■ Given request
Write the data out again, exactly as given.

Entries taken from a collection
....
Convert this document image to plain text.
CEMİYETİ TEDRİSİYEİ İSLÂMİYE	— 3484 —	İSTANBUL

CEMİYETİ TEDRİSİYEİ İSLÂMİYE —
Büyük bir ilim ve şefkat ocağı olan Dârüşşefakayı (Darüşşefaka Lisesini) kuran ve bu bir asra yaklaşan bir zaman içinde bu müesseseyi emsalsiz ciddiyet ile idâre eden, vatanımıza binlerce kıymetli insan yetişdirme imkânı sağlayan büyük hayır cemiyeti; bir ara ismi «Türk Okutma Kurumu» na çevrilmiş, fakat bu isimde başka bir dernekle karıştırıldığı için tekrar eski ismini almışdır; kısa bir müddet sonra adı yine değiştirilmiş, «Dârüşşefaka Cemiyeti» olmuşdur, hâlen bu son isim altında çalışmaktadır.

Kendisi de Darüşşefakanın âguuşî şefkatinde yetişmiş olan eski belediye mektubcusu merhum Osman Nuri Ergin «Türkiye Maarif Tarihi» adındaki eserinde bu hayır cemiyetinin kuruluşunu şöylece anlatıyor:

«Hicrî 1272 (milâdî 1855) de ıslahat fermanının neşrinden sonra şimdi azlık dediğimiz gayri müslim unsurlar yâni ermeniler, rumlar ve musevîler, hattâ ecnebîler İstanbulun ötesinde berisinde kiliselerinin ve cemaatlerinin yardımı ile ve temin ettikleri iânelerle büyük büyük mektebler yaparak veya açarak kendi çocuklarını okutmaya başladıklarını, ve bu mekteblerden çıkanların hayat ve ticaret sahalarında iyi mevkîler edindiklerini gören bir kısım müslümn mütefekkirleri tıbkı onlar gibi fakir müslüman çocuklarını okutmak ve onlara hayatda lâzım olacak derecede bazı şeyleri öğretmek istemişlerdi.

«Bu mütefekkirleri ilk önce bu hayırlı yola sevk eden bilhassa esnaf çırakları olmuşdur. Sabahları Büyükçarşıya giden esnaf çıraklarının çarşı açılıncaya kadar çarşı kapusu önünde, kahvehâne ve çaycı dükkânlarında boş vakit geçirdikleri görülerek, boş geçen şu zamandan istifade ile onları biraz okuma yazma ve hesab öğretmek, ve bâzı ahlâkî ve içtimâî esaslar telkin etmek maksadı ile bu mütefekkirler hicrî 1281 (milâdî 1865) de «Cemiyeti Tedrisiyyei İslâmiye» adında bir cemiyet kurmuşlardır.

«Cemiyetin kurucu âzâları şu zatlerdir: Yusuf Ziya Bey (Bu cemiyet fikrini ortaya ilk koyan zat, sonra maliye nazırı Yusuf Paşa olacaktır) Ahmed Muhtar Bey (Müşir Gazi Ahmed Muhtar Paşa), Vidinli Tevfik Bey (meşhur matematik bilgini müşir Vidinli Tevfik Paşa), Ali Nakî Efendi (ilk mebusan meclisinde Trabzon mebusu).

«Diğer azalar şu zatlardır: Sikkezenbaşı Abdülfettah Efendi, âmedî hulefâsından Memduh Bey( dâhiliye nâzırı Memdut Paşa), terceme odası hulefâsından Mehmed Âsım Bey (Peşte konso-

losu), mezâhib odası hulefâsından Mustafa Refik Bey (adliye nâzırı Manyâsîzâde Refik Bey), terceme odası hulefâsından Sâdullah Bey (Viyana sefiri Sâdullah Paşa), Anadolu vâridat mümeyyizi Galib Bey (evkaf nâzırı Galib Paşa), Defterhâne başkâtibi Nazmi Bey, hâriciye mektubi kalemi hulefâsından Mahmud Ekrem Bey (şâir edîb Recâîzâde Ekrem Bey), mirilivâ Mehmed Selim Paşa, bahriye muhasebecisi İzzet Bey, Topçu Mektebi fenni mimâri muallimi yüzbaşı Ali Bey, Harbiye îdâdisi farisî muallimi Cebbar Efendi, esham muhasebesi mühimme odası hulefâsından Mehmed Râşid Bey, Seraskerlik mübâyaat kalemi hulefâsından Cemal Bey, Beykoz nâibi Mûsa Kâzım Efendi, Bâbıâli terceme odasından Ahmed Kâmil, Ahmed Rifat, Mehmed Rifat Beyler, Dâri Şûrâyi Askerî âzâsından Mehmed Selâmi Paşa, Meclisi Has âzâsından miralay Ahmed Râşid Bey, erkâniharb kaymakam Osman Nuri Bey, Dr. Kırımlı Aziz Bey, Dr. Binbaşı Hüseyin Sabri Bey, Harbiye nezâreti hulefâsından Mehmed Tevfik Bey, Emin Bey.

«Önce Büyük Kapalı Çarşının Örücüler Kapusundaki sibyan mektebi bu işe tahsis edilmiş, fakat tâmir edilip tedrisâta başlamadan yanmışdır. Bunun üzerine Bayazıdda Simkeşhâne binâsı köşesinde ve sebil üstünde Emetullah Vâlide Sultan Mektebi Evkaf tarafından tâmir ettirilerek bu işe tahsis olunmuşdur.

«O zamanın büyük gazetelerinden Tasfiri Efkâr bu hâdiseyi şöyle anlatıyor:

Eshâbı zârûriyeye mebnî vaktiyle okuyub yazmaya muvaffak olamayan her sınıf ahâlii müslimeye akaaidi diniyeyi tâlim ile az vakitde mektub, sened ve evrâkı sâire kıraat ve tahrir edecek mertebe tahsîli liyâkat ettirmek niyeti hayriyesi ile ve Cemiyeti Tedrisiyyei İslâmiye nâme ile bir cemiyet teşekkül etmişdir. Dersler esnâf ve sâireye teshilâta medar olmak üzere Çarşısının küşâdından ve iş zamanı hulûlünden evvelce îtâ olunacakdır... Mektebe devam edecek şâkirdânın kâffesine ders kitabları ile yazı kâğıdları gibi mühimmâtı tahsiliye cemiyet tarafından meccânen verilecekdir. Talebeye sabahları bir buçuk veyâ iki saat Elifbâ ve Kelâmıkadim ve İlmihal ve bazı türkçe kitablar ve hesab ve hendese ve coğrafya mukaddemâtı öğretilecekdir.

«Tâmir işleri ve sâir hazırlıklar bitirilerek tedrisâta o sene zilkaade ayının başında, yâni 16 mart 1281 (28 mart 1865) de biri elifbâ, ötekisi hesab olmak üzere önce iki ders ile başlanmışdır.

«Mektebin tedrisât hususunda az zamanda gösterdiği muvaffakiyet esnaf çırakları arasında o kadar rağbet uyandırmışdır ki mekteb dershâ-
....
■ Solution to the exercise
Convert this document image to plain text.
CEMİYETİ TEDRİSİYEİ İSLÂMİYE	— 3484 —	İSTANBUL

CEMİYETİ TEDRİSİYEİ İSLÂMİYE —
Büyük bir ilim ve şefkat ocağı olan Dârüşşefakayı (Darüşşefaka Lisesini) kuran ve bu bir asra yaklaşan bir zaman içinde bu müesseseyi emsalsiz ciddiyet ile idâre eden, vatanımıza binlerce kıymetli insan yetişdirme imkânı sağlayan büyük hayır cemiyeti; bir ara ismi «Türk Okutma Kurumu» na çevrilmiş, fakat bu isimde başka bir dernekle karıştırıldığı için tekrar eski ismini almışdır; kısa bir müddet sonra adı yine değiştirilmiş, «Dârüşşefaka Cemiyeti» olmuşdur, hâlen bu son isim altında çalışmaktadır.

Kendisi de Darüşşefakanın âguuşî şefkatinde yetişmiş olan eski belediye mektubcusu merhum Osman Nuri Ergin «Türkiye Maarif Tarihi» adındaki eserinde bu hayır cemiyetinin kuruluşunu şöylece anlatıyor:

«Hicrî 1272 (milâdî 1855) de ıslahat fermanının neşrinden sonra şimdi azlık dediğimiz gayri müslim unsurlar yâni ermeniler, rumlar ve musevîler, hattâ ecnebîler İstanbulun ötesinde berisinde kiliselerinin ve cemaatlerinin yardımı ile ve temin ettikleri iânelerle büyük büyük mektebler yaparak veya açarak kendi çocuklarını okutmaya başladıklarını, ve bu mekteblerden çıkanların hayat ve ticaret sahalarında iyi mevkîler edindiklerini gören bir kısım müslümn mütefekkirleri tıbkı onlar gibi fakir müslüman çocuklarını okutmak ve onlara hayatda lâzım olacak derecede bazı şeyleri öğretmek istemişlerdi.

«Bu mütefekkirleri ilk önce bu hayırlı yola sevk eden bilhassa esnaf çırakları olmuşdur. Sabahları Büyükçarşıya giden esnaf çıraklarının çarşı açılıncaya kadar çarşı kapusu önünde, kahvehâne ve çaycı dükkânlarında boş vakit geçirdikleri görülerek, boş geçen şu zamandan istifade ile onları biraz okuma yazma ve hesab öğretmek, ve bâzı ahlâkî ve içtimâî esaslar telkin etmek maksadı ile bu mütefekkirler hicrî 1281 (milâdî 1865) de «Cemiyeti Tedrisiyyei İslâmiye» adında bir cemiyet kurmuşlardır.

«Cemiyetin kurucu âzâları şu zatlerdir: Yusuf Ziya Bey (Bu cemiyet fikrini ortaya ilk koyan zat, sonra maliye nazırı Yusuf Paşa olacaktır) Ahmed Muhtar Bey (Müşir Gazi Ahmed Muhtar Paşa), Vidinli Tevfik Bey (meşhur matematik bilgini müşir Vidinli Tevfik Paşa), Ali Nakî Efendi (ilk mebusan meclisinde Trabzon mebusu).

«Diğer azalar şu zatlardır: Sikkezenbaşı Abdülfettah Efendi, âmedî hulefâsından Memduh Bey( dâhiliye nâzırı Memdut Paşa), terceme odası hulefâsından Mehmed Âsım Bey (Peşte konso-

losu), mezâhib odası hulefâsından Mustafa Refik Bey (adliye nâzırı Manyâsîzâde Refik Bey), terceme odası hulefâsından Sâdullah Bey (Viyana sefiri Sâdullah Paşa), Anadolu vâridat mümeyyizi Galib Bey (evkaf nâzırı Galib Paşa), Defterhâne başkâtibi Nazmi Bey, hâriciye mektubi kalemi hulefâsından Mahmud Ekrem Bey (şâir edîb Recâîzâde Ekrem Bey), mirilivâ Mehmed Selim Paşa, bahriye muhasebecisi İzzet Bey, Topçu Mektebi fenni mimâri muallimi yüzbaşı Ali Bey, Harbiye îdâdisi farisî muallimi Cebbar Efendi, esham muhasebesi mühimme odası hulefâsından Mehmed Râşid Bey, Seraskerlik mübâyaat kalemi hulefâsından Cemal Bey, Beykoz nâibi Mûsa Kâzım Efendi, Bâbıâli terceme odasından Ahmed Kâmil, Ahmed Rifat, Mehmed Rifat Beyler, Dâri Şûrâyi Askerî âzâsından Mehmed Selâmi Paşa, Meclisi Has âzâsından miralay Ahmed Râşid Bey, erkâniharb kaymakam Osman Nuri Bey, Dr. Kırımlı Aziz Bey, Dr. Binbaşı Hüseyin Sabri Bey, Harbiye nezâreti hulefâsından Mehmed Tevfik Bey, Emin Bey.

«Önce Büyük Kapalı Çarşının Örücüler Kapusundaki sibyan mektebi bu işe tahsis edilmiş, fakat tâmir edilip tedrisâta başlamadan yanmışdır. Bunun üzerine Bayazıdda Simkeşhâne binâsı köşesinde ve sebil üstünde Emetullah Vâlide Sultan Mektebi Evkaf tarafından tâmir ettirilerek bu işe tahsis olunmuşdur.

«O zamanın büyük gazetelerinden Tasfiri Efkâr bu hâdiseyi şöyle anlatıyor:

Eshâbı zârûriyeye mebnî vaktiyle okuyub yazmaya muvaffak olamayan her sınıf ahâlii müslimeye akaaidi diniyeyi tâlim ile az vakitde mektub, sened ve evrâkı sâire kıraat ve tahrir edecek mertebe tahsîli liyâkat ettirmek niyeti hayriyesi ile ve Cemiyeti Tedrisiyyei İslâmiye nâme ile bir cemiyet teşekkül etmişdir. Dersler esnâf ve sâireye teshilâta medar olmak üzere Çarşısının küşâdından ve iş zamanı hulûlünden evvelce îtâ olunacakdır... Mektebe devam edecek şâkirdânın kâffesine ders kitabları ile yazı kâğıdları gibi mühimmâtı tahsiliye cemiyet tarafından meccânen verilecekdir. Talebeye sabahları bir buçuk veyâ iki saat Elifbâ ve Kelâmıkadim ve İlmihal ve bazı türkçe kitablar ve hesab ve hendese ve coğrafya mukaddemâtı öğretilecekdir.

«Tâmir işleri ve sâir hazırlıklar bitirilerek tedrisâta o sene zilkaade ayının başında, yâni 16 mart 1281 (28 mart 1865) de biri elifbâ, ötekisi hesab olmak üzere önce iki ders ile başlanmışdır.

«Mektebin tedrisât hususunda az zamanda gösterdiği muvaffakiyet esnaf çırakları arasında o kadar rağbet uyandırmışdır ki mekteb dershâ-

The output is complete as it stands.